### OBJECTIVE
Go through the listing and set it down exactly, leaving out its pictures.

### GIVEN RECORDS
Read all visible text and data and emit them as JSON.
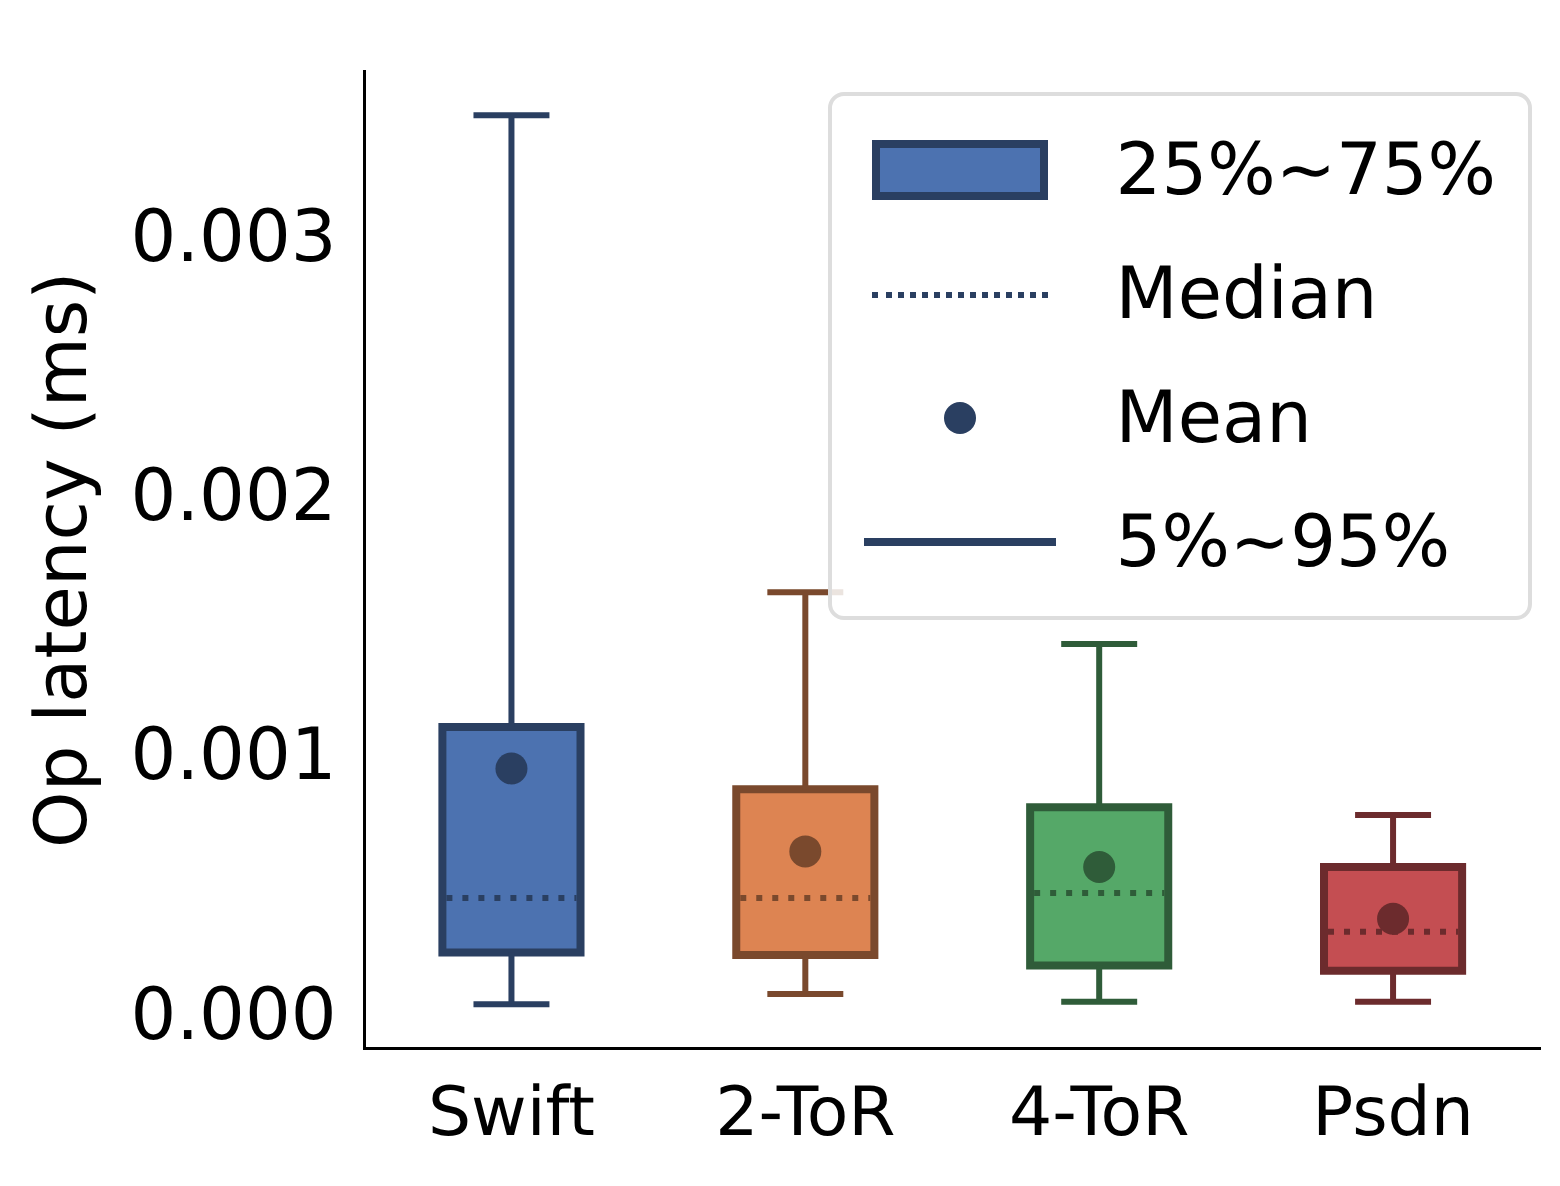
{
  "chart_data": {
    "type": "box",
    "ylabel": "Op latency (ms)",
    "categories": [
      "Swift",
      "2-ToR",
      "4-ToR",
      "Psdn"
    ],
    "boxes": [
      {
        "low": 6e-05,
        "q1": 0.00026,
        "median": 0.00047,
        "q3": 0.00113,
        "high": 0.00349,
        "mean": 0.00097
      },
      {
        "low": 0.0001,
        "q1": 0.00025,
        "median": 0.00047,
        "q3": 0.00089,
        "high": 0.00165,
        "mean": 0.00065
      },
      {
        "low": 7e-05,
        "q1": 0.00021,
        "median": 0.00049,
        "q3": 0.00082,
        "high": 0.00145,
        "mean": 0.00059
      },
      {
        "low": 7e-05,
        "q1": 0.00019,
        "median": 0.00034,
        "q3": 0.00059,
        "high": 0.00079,
        "mean": 0.00039
      }
    ],
    "colors": [
      "#4c72b0",
      "#dd8452",
      "#55a868",
      "#c44e52"
    ],
    "ylim": [
      -0.00011,
      0.00366
    ],
    "yticks": [
      {
        "value": 0,
        "label": "0.000"
      },
      0.001,
      0.002,
      0.003
    ],
    "grid": false,
    "marker": "circle",
    "line_style": "dotted",
    "annotations": [
      "25%~75%",
      "Median",
      "Mean",
      "5%~95%"
    ]
  }
}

### COMPLETED EXERCISE
Read all visible text and data and emit them as JSON.
{
  "chart_data": {
    "type": "box",
    "ylabel": "Op latency (ms)",
    "categories": [
      "Swift",
      "2-ToR",
      "4-ToR",
      "Psdn"
    ],
    "boxes": [
      {
        "low": 6e-05,
        "q1": 0.00026,
        "median": 0.00047,
        "q3": 0.00113,
        "high": 0.00349,
        "mean": 0.00097
      },
      {
        "low": 0.0001,
        "q1": 0.00025,
        "median": 0.00047,
        "q3": 0.00089,
        "high": 0.00165,
        "mean": 0.00065
      },
      {
        "low": 7e-05,
        "q1": 0.00021,
        "median": 0.00049,
        "q3": 0.00082,
        "high": 0.00145,
        "mean": 0.00059
      },
      {
        "low": 7e-05,
        "q1": 0.00019,
        "median": 0.00034,
        "q3": 0.00059,
        "high": 0.00079,
        "mean": 0.00039
      }
    ],
    "colors": [
      "#4c72b0",
      "#dd8452",
      "#55a868",
      "#c44e52"
    ],
    "ylim": [
      -0.00011,
      0.00366
    ],
    "yticks": [
      {
        "value": 0,
        "label": "0.000"
      },
      0.001,
      0.002,
      0.003
    ],
    "grid": false,
    "marker": "circle",
    "line_style": "dotted",
    "annotations": [
      "25%~75%",
      "Median",
      "Mean",
      "5%~95%"
    ]
  }
}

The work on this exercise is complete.